# Work instructions
Nothing in the data should change when you return it, but leave the pictures out.

# Dataset listings of figures

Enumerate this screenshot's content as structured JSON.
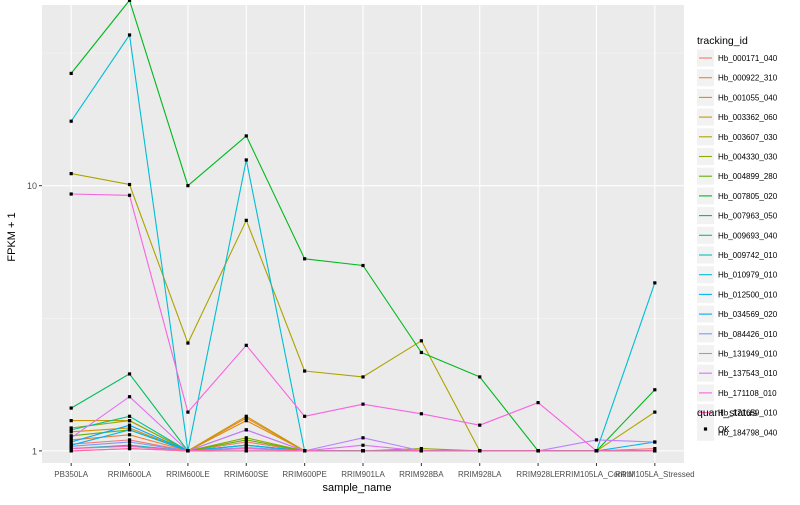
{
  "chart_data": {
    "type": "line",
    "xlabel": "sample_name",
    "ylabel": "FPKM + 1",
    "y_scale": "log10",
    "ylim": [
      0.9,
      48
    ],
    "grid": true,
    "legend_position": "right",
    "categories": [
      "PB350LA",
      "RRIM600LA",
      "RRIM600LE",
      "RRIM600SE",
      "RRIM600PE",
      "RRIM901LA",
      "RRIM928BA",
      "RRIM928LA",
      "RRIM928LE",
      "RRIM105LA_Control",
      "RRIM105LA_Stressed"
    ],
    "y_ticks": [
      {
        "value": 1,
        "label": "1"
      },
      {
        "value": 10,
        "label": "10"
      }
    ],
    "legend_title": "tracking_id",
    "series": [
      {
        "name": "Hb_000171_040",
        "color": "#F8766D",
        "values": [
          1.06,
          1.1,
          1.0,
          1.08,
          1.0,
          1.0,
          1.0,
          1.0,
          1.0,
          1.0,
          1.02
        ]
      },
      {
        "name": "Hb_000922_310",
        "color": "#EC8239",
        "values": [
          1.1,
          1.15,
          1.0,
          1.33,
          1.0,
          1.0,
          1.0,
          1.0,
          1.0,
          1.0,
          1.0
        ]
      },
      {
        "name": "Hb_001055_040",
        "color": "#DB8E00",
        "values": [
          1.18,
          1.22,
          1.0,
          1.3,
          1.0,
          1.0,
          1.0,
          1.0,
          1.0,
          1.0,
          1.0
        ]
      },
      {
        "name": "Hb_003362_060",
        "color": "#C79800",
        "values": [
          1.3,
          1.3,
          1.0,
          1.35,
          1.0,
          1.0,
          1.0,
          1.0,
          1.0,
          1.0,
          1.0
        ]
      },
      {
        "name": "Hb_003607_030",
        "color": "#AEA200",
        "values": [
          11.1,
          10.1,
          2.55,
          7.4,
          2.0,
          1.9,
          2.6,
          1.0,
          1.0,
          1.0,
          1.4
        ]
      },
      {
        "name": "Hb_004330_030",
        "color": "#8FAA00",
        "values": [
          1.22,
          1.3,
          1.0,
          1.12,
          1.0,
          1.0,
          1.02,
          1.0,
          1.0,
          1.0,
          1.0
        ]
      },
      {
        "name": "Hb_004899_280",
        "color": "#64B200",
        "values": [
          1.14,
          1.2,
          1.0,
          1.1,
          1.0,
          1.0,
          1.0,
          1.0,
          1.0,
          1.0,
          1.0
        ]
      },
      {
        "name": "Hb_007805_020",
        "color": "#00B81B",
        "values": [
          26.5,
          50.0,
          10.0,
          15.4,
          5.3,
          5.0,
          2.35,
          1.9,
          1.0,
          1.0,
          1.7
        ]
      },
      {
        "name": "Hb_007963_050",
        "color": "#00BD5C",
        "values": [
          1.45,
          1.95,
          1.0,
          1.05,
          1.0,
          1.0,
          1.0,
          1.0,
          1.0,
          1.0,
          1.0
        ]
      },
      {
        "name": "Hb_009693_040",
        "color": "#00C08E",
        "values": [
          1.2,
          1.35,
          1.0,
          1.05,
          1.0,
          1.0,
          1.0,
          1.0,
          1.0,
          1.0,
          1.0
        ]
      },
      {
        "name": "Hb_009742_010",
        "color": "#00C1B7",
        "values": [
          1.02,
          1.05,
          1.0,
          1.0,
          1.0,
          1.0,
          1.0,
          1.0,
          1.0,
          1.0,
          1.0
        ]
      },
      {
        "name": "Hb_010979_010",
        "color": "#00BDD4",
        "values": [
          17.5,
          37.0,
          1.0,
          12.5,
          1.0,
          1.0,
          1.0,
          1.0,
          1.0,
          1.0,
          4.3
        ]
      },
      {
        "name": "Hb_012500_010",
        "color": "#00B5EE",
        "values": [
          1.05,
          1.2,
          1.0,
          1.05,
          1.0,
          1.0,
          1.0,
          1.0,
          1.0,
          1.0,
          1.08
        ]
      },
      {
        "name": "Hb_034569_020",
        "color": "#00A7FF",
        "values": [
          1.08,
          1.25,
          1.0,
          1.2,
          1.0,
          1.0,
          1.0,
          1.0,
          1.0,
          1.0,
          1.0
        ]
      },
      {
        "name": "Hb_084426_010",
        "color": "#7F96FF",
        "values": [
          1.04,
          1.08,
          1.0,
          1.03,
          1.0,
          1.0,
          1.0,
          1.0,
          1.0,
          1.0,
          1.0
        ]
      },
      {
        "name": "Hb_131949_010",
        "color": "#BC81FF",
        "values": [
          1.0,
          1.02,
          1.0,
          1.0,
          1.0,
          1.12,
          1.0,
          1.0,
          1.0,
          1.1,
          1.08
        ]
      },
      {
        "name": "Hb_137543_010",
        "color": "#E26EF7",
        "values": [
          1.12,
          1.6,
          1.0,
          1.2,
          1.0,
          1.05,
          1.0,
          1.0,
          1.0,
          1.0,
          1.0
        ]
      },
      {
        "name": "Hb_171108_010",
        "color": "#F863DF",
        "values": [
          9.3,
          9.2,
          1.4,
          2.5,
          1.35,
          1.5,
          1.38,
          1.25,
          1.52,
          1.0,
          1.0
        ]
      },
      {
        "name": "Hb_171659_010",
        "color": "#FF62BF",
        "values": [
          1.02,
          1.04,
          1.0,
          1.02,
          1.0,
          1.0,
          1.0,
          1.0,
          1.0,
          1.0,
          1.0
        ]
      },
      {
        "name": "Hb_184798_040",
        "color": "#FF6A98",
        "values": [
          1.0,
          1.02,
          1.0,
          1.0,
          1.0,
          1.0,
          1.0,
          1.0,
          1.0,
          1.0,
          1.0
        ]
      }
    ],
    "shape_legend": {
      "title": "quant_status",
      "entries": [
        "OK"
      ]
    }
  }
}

# Answer to this problem
Enumerate this screenshot's content as structured JSON.
{
  "chart_data": {
    "type": "line",
    "xlabel": "sample_name",
    "ylabel": "FPKM + 1",
    "y_scale": "log10",
    "ylim": [
      0.9,
      48
    ],
    "grid": true,
    "legend_position": "right",
    "categories": [
      "PB350LA",
      "RRIM600LA",
      "RRIM600LE",
      "RRIM600SE",
      "RRIM600PE",
      "RRIM901LA",
      "RRIM928BA",
      "RRIM928LA",
      "RRIM928LE",
      "RRIM105LA_Control",
      "RRIM105LA_Stressed"
    ],
    "y_ticks": [
      {
        "value": 1,
        "label": "1"
      },
      {
        "value": 10,
        "label": "10"
      }
    ],
    "legend_title": "tracking_id",
    "series": [
      {
        "name": "Hb_000171_040",
        "color": "#F8766D",
        "values": [
          1.06,
          1.1,
          1.0,
          1.08,
          1.0,
          1.0,
          1.0,
          1.0,
          1.0,
          1.0,
          1.02
        ]
      },
      {
        "name": "Hb_000922_310",
        "color": "#EC8239",
        "values": [
          1.1,
          1.15,
          1.0,
          1.33,
          1.0,
          1.0,
          1.0,
          1.0,
          1.0,
          1.0,
          1.0
        ]
      },
      {
        "name": "Hb_001055_040",
        "color": "#DB8E00",
        "values": [
          1.18,
          1.22,
          1.0,
          1.3,
          1.0,
          1.0,
          1.0,
          1.0,
          1.0,
          1.0,
          1.0
        ]
      },
      {
        "name": "Hb_003362_060",
        "color": "#C79800",
        "values": [
          1.3,
          1.3,
          1.0,
          1.35,
          1.0,
          1.0,
          1.0,
          1.0,
          1.0,
          1.0,
          1.0
        ]
      },
      {
        "name": "Hb_003607_030",
        "color": "#AEA200",
        "values": [
          11.1,
          10.1,
          2.55,
          7.4,
          2.0,
          1.9,
          2.6,
          1.0,
          1.0,
          1.0,
          1.4
        ]
      },
      {
        "name": "Hb_004330_030",
        "color": "#8FAA00",
        "values": [
          1.22,
          1.3,
          1.0,
          1.12,
          1.0,
          1.0,
          1.02,
          1.0,
          1.0,
          1.0,
          1.0
        ]
      },
      {
        "name": "Hb_004899_280",
        "color": "#64B200",
        "values": [
          1.14,
          1.2,
          1.0,
          1.1,
          1.0,
          1.0,
          1.0,
          1.0,
          1.0,
          1.0,
          1.0
        ]
      },
      {
        "name": "Hb_007805_020",
        "color": "#00B81B",
        "values": [
          26.5,
          50.0,
          10.0,
          15.4,
          5.3,
          5.0,
          2.35,
          1.9,
          1.0,
          1.0,
          1.7
        ]
      },
      {
        "name": "Hb_007963_050",
        "color": "#00BD5C",
        "values": [
          1.45,
          1.95,
          1.0,
          1.05,
          1.0,
          1.0,
          1.0,
          1.0,
          1.0,
          1.0,
          1.0
        ]
      },
      {
        "name": "Hb_009693_040",
        "color": "#00C08E",
        "values": [
          1.2,
          1.35,
          1.0,
          1.05,
          1.0,
          1.0,
          1.0,
          1.0,
          1.0,
          1.0,
          1.0
        ]
      },
      {
        "name": "Hb_009742_010",
        "color": "#00C1B7",
        "values": [
          1.02,
          1.05,
          1.0,
          1.0,
          1.0,
          1.0,
          1.0,
          1.0,
          1.0,
          1.0,
          1.0
        ]
      },
      {
        "name": "Hb_010979_010",
        "color": "#00BDD4",
        "values": [
          17.5,
          37.0,
          1.0,
          12.5,
          1.0,
          1.0,
          1.0,
          1.0,
          1.0,
          1.0,
          4.3
        ]
      },
      {
        "name": "Hb_012500_010",
        "color": "#00B5EE",
        "values": [
          1.05,
          1.2,
          1.0,
          1.05,
          1.0,
          1.0,
          1.0,
          1.0,
          1.0,
          1.0,
          1.08
        ]
      },
      {
        "name": "Hb_034569_020",
        "color": "#00A7FF",
        "values": [
          1.08,
          1.25,
          1.0,
          1.2,
          1.0,
          1.0,
          1.0,
          1.0,
          1.0,
          1.0,
          1.0
        ]
      },
      {
        "name": "Hb_084426_010",
        "color": "#7F96FF",
        "values": [
          1.04,
          1.08,
          1.0,
          1.03,
          1.0,
          1.0,
          1.0,
          1.0,
          1.0,
          1.0,
          1.0
        ]
      },
      {
        "name": "Hb_131949_010",
        "color": "#BC81FF",
        "values": [
          1.0,
          1.02,
          1.0,
          1.0,
          1.0,
          1.12,
          1.0,
          1.0,
          1.0,
          1.1,
          1.08
        ]
      },
      {
        "name": "Hb_137543_010",
        "color": "#E26EF7",
        "values": [
          1.12,
          1.6,
          1.0,
          1.2,
          1.0,
          1.05,
          1.0,
          1.0,
          1.0,
          1.0,
          1.0
        ]
      },
      {
        "name": "Hb_171108_010",
        "color": "#F863DF",
        "values": [
          9.3,
          9.2,
          1.4,
          2.5,
          1.35,
          1.5,
          1.38,
          1.25,
          1.52,
          1.0,
          1.0
        ]
      },
      {
        "name": "Hb_171659_010",
        "color": "#FF62BF",
        "values": [
          1.02,
          1.04,
          1.0,
          1.02,
          1.0,
          1.0,
          1.0,
          1.0,
          1.0,
          1.0,
          1.0
        ]
      },
      {
        "name": "Hb_184798_040",
        "color": "#FF6A98",
        "values": [
          1.0,
          1.02,
          1.0,
          1.0,
          1.0,
          1.0,
          1.0,
          1.0,
          1.0,
          1.0,
          1.0
        ]
      }
    ],
    "shape_legend": {
      "title": "quant_status",
      "entries": [
        "OK"
      ]
    }
  }
}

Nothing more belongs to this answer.